WHAT YOU HAVE TO DO: Track down the lines that contain "Liaño" and copy them.

RECORDS TO USE:
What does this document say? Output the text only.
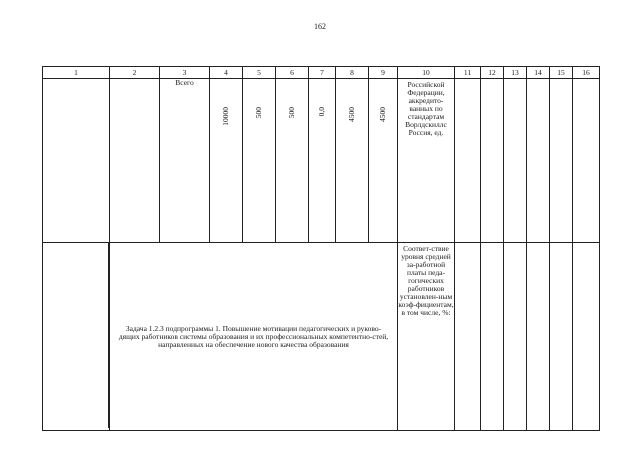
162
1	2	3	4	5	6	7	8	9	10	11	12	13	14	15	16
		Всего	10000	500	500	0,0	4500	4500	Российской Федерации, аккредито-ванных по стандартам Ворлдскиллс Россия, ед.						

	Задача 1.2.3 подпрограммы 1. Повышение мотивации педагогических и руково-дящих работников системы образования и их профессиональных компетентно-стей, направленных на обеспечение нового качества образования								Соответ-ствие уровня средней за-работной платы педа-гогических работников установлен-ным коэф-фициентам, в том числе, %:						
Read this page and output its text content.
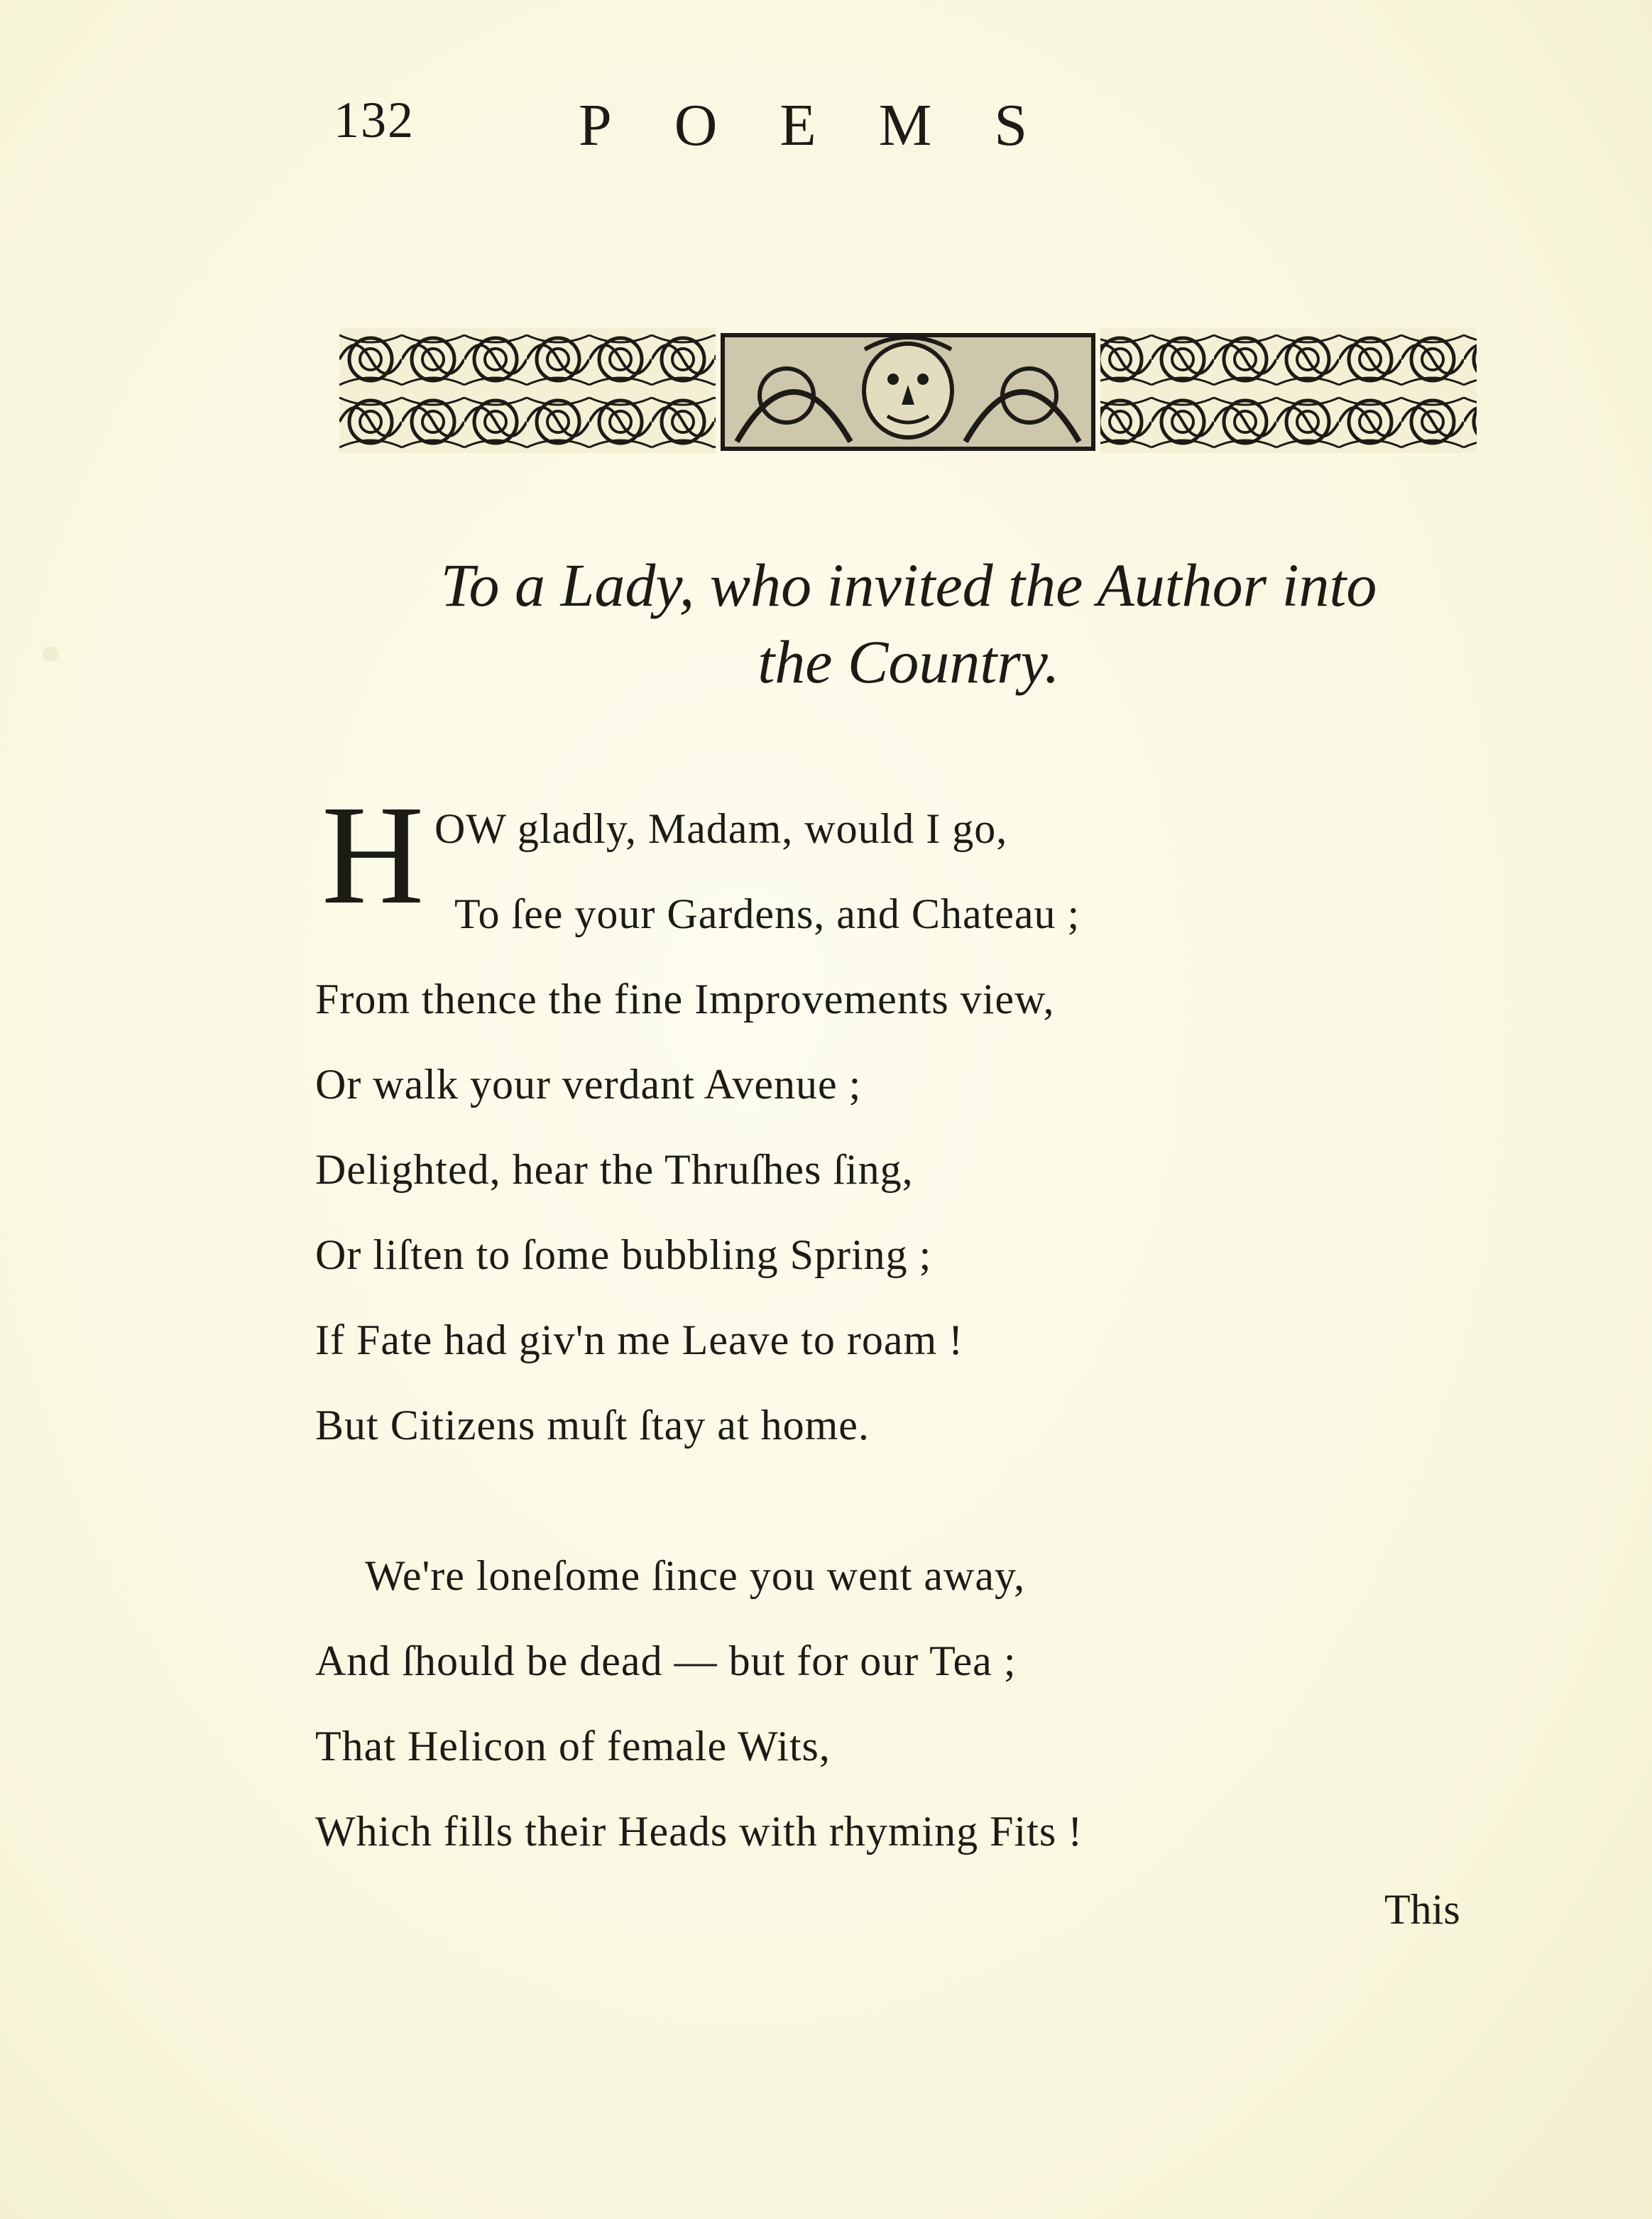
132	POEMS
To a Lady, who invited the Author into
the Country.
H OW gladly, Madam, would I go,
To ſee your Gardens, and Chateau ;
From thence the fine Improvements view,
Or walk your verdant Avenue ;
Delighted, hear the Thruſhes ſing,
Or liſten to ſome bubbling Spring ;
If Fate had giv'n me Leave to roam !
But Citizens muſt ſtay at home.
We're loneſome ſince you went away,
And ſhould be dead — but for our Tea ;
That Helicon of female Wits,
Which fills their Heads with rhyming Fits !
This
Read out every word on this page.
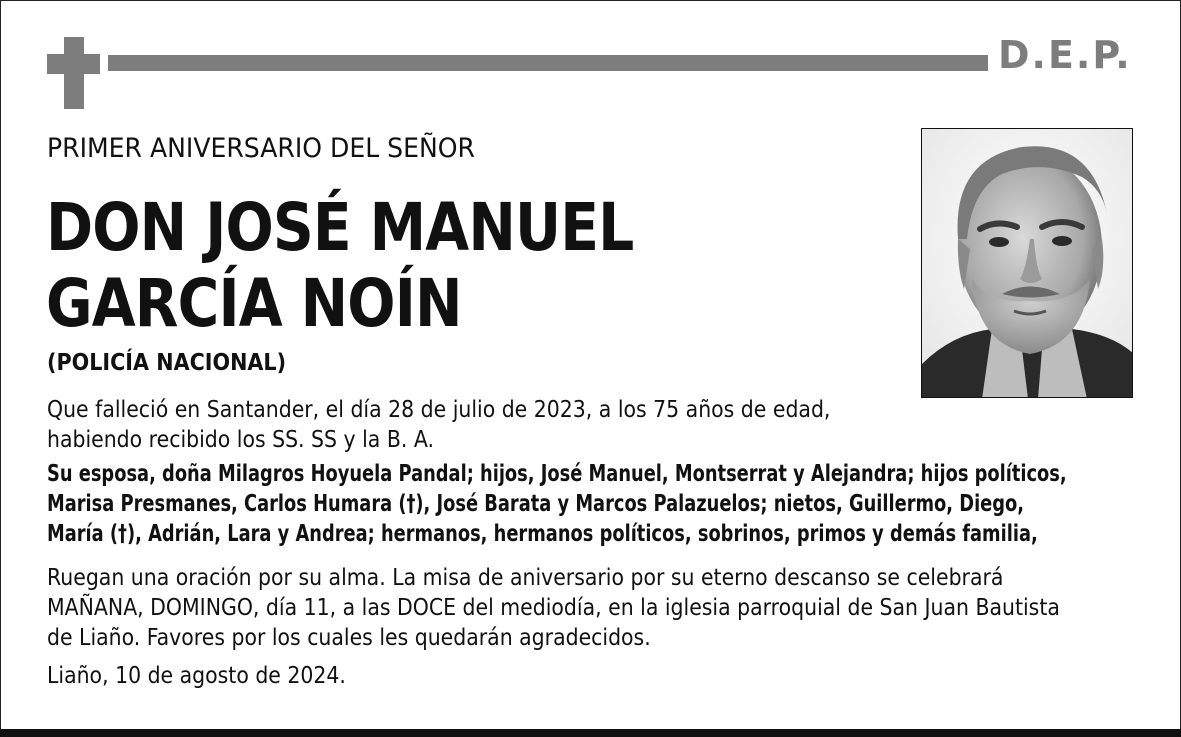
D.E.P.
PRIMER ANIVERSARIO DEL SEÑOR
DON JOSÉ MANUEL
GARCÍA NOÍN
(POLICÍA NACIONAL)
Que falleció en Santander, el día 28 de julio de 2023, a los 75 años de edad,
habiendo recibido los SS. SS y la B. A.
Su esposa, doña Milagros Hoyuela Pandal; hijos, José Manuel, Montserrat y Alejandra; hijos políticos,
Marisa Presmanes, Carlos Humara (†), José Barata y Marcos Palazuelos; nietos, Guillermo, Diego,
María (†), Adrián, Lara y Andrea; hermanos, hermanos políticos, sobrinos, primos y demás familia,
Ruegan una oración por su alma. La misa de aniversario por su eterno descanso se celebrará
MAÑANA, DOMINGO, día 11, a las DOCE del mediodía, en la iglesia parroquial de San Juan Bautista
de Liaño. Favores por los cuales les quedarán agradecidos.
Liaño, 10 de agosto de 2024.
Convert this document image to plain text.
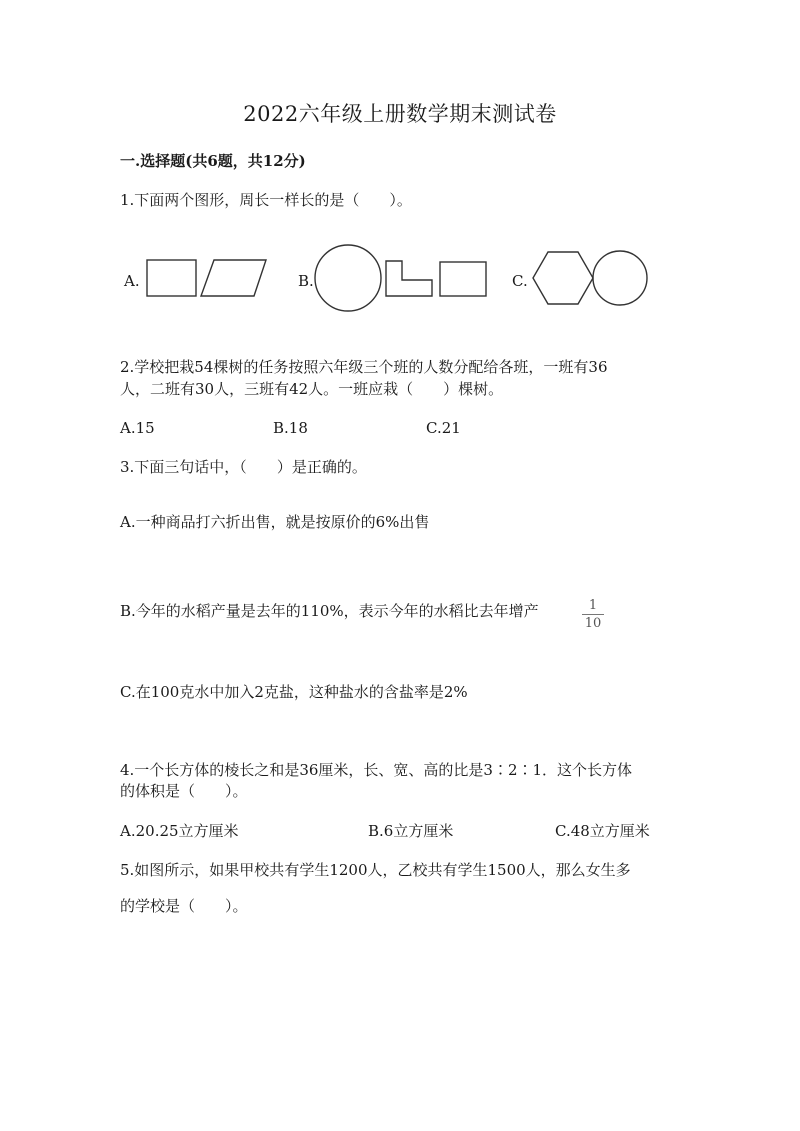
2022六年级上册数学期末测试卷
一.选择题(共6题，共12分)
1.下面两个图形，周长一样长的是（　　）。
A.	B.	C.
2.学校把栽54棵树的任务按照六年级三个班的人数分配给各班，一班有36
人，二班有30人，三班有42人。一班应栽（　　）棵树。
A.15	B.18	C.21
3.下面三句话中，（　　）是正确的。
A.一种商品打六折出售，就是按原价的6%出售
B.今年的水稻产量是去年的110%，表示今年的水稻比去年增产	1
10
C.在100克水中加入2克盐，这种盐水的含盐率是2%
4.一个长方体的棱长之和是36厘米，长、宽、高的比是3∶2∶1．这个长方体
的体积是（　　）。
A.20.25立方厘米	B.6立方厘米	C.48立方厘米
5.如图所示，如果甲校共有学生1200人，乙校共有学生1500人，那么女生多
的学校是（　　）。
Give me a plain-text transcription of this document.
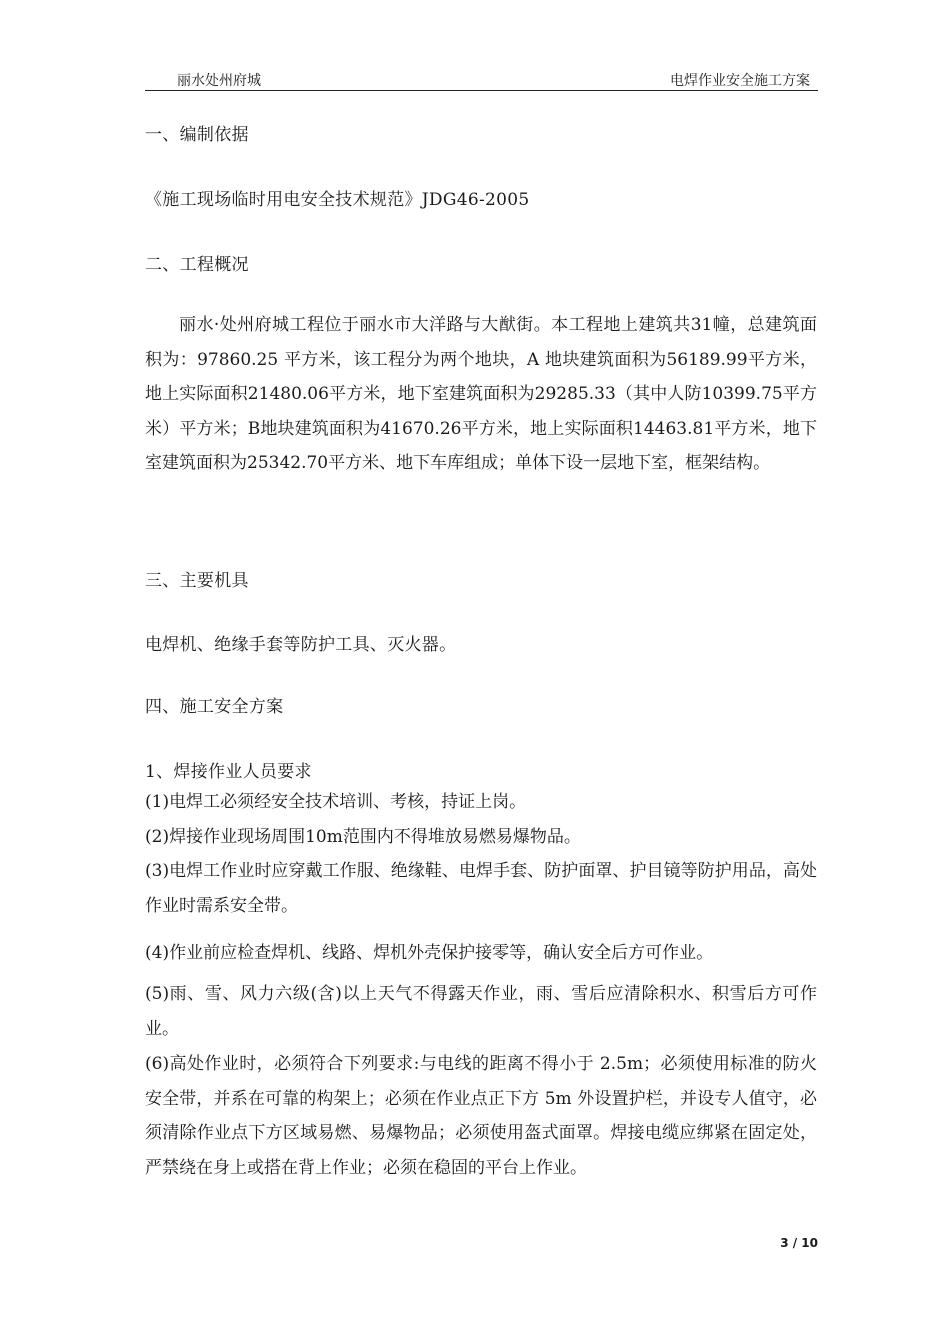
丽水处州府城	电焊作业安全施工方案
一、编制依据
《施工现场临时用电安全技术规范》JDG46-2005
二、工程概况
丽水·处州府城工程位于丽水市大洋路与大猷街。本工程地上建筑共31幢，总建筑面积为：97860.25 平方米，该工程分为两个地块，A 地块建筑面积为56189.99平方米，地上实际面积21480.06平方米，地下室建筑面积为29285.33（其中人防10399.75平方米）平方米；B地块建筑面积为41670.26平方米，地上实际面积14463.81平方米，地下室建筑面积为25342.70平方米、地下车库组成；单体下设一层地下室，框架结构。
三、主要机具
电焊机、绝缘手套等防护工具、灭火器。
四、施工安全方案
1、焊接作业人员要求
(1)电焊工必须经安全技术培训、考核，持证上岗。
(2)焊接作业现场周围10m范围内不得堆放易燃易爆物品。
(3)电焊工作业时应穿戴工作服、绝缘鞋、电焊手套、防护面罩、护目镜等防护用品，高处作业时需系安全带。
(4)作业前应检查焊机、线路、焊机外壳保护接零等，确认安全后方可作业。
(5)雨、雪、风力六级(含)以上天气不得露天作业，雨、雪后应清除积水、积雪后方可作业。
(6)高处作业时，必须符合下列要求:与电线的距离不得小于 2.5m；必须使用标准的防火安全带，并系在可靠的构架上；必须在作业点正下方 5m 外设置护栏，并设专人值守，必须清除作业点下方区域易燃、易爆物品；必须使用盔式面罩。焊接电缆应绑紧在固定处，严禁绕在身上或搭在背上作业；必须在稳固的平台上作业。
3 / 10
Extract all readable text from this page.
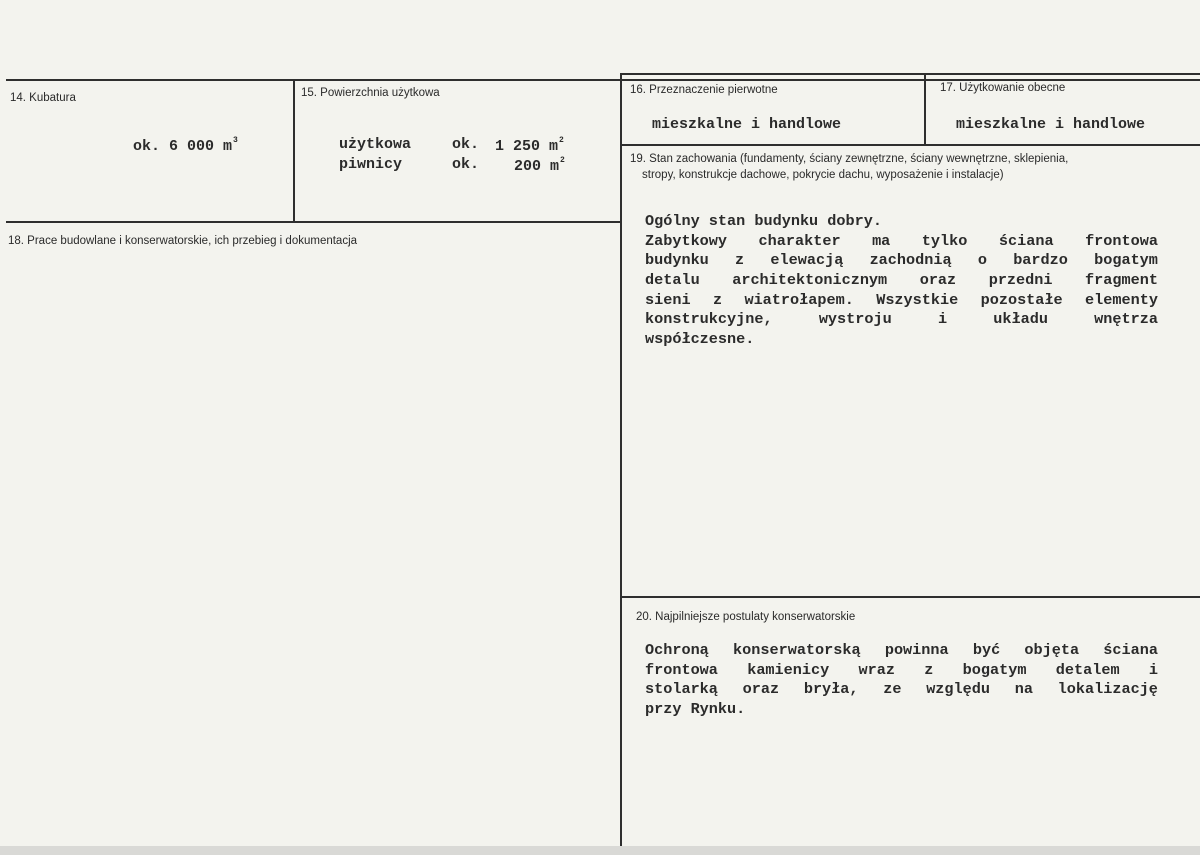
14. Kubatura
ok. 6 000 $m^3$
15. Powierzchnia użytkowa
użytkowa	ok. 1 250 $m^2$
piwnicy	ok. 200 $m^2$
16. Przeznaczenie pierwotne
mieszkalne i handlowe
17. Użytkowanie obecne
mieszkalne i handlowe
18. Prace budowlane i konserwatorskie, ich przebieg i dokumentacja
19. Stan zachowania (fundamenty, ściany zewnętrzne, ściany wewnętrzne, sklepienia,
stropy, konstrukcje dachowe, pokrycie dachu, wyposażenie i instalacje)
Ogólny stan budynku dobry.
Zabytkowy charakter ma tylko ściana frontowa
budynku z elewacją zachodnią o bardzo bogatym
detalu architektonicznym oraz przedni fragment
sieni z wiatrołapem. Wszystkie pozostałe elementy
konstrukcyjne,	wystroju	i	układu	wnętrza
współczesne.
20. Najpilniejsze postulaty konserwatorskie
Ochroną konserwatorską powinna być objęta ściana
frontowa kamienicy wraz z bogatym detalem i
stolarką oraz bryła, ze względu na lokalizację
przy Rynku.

SOLUTION TO THIS PROBLEM:
de Liaño. Favores por los cuales les quedarán agradecidos.
Liaño, 10 de agosto de 2024.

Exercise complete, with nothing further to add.